TASK BRIEF ▸
Pick out every line with the word "color" and copy it.

============================================================

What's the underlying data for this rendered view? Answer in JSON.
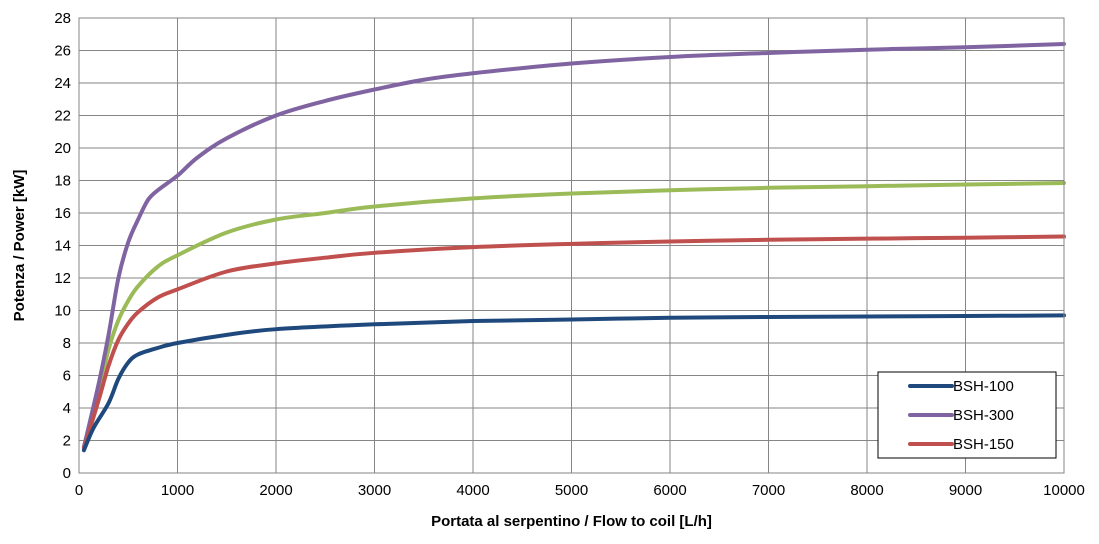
{
  "chart_data": {
    "type": "line",
    "title": "",
    "xlabel": "Portata al serpentino / Flow to coil [L/h]",
    "ylabel": "Potenza / Power [kW]",
    "xlim": [
      0,
      10000
    ],
    "ylim": [
      0,
      28
    ],
    "x_ticks": [
      0,
      1000,
      2000,
      3000,
      4000,
      5000,
      6000,
      7000,
      8000,
      9000,
      10000
    ],
    "y_ticks": [
      0,
      2,
      4,
      6,
      8,
      10,
      12,
      14,
      16,
      18,
      20,
      22,
      24,
      26,
      28
    ],
    "grid": true,
    "legend_position": "bottom-right",
    "series": [
      {
        "name": "BSH-100",
        "color": "#1f497d",
        "points": [
          [
            50,
            1.4
          ],
          [
            150,
            2.8
          ],
          [
            300,
            4.3
          ],
          [
            400,
            5.8
          ],
          [
            500,
            6.8
          ],
          [
            600,
            7.3
          ],
          [
            800,
            7.7
          ],
          [
            1000,
            8.0
          ],
          [
            1500,
            8.5
          ],
          [
            2000,
            8.85
          ],
          [
            3000,
            9.15
          ],
          [
            4000,
            9.35
          ],
          [
            5000,
            9.45
          ],
          [
            6000,
            9.55
          ],
          [
            7000,
            9.6
          ],
          [
            8000,
            9.63
          ],
          [
            9000,
            9.66
          ],
          [
            10000,
            9.7
          ]
        ]
      },
      {
        "name": "BSH-300",
        "color": "#8064a2",
        "points": [
          [
            50,
            1.6
          ],
          [
            200,
            5.5
          ],
          [
            300,
            8.5
          ],
          [
            400,
            12.0
          ],
          [
            500,
            14.2
          ],
          [
            600,
            15.6
          ],
          [
            700,
            16.8
          ],
          [
            800,
            17.4
          ],
          [
            1000,
            18.3
          ],
          [
            1200,
            19.4
          ],
          [
            1500,
            20.6
          ],
          [
            2000,
            22.0
          ],
          [
            2500,
            22.9
          ],
          [
            3000,
            23.6
          ],
          [
            3500,
            24.2
          ],
          [
            4000,
            24.6
          ],
          [
            5000,
            25.2
          ],
          [
            6000,
            25.6
          ],
          [
            7000,
            25.85
          ],
          [
            8000,
            26.05
          ],
          [
            9000,
            26.2
          ],
          [
            10000,
            26.4
          ]
        ]
      },
      {
        "name": "BSH-150",
        "color": "#c0504d",
        "points": [
          [
            50,
            1.5
          ],
          [
            200,
            4.5
          ],
          [
            300,
            6.6
          ],
          [
            400,
            8.2
          ],
          [
            500,
            9.2
          ],
          [
            600,
            9.9
          ],
          [
            800,
            10.8
          ],
          [
            1000,
            11.3
          ],
          [
            1500,
            12.4
          ],
          [
            2000,
            12.9
          ],
          [
            2500,
            13.25
          ],
          [
            3000,
            13.55
          ],
          [
            4000,
            13.9
          ],
          [
            5000,
            14.1
          ],
          [
            6000,
            14.25
          ],
          [
            7000,
            14.35
          ],
          [
            8000,
            14.42
          ],
          [
            9000,
            14.48
          ],
          [
            10000,
            14.55
          ]
        ]
      },
      {
        "color": "#9bbb59",
        "points": [
          [
            50,
            1.6
          ],
          [
            200,
            5.0
          ],
          [
            300,
            7.6
          ],
          [
            400,
            9.4
          ],
          [
            500,
            10.6
          ],
          [
            600,
            11.5
          ],
          [
            800,
            12.7
          ],
          [
            1000,
            13.4
          ],
          [
            1500,
            14.8
          ],
          [
            2000,
            15.6
          ],
          [
            2500,
            16.0
          ],
          [
            3000,
            16.4
          ],
          [
            4000,
            16.9
          ],
          [
            5000,
            17.2
          ],
          [
            6000,
            17.4
          ],
          [
            7000,
            17.55
          ],
          [
            8000,
            17.65
          ],
          [
            9000,
            17.75
          ],
          [
            10000,
            17.85
          ]
        ]
      }
    ],
    "legend": [
      "BSH-100",
      "BSH-300",
      "BSH-150"
    ]
  }
}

============================================================

OUTPUT FOR THIS EXERCISE ▸
        "color": "#1f497d",
        "color": "#8064a2",
        "color": "#c0504d",
        "color": "#9bbb59",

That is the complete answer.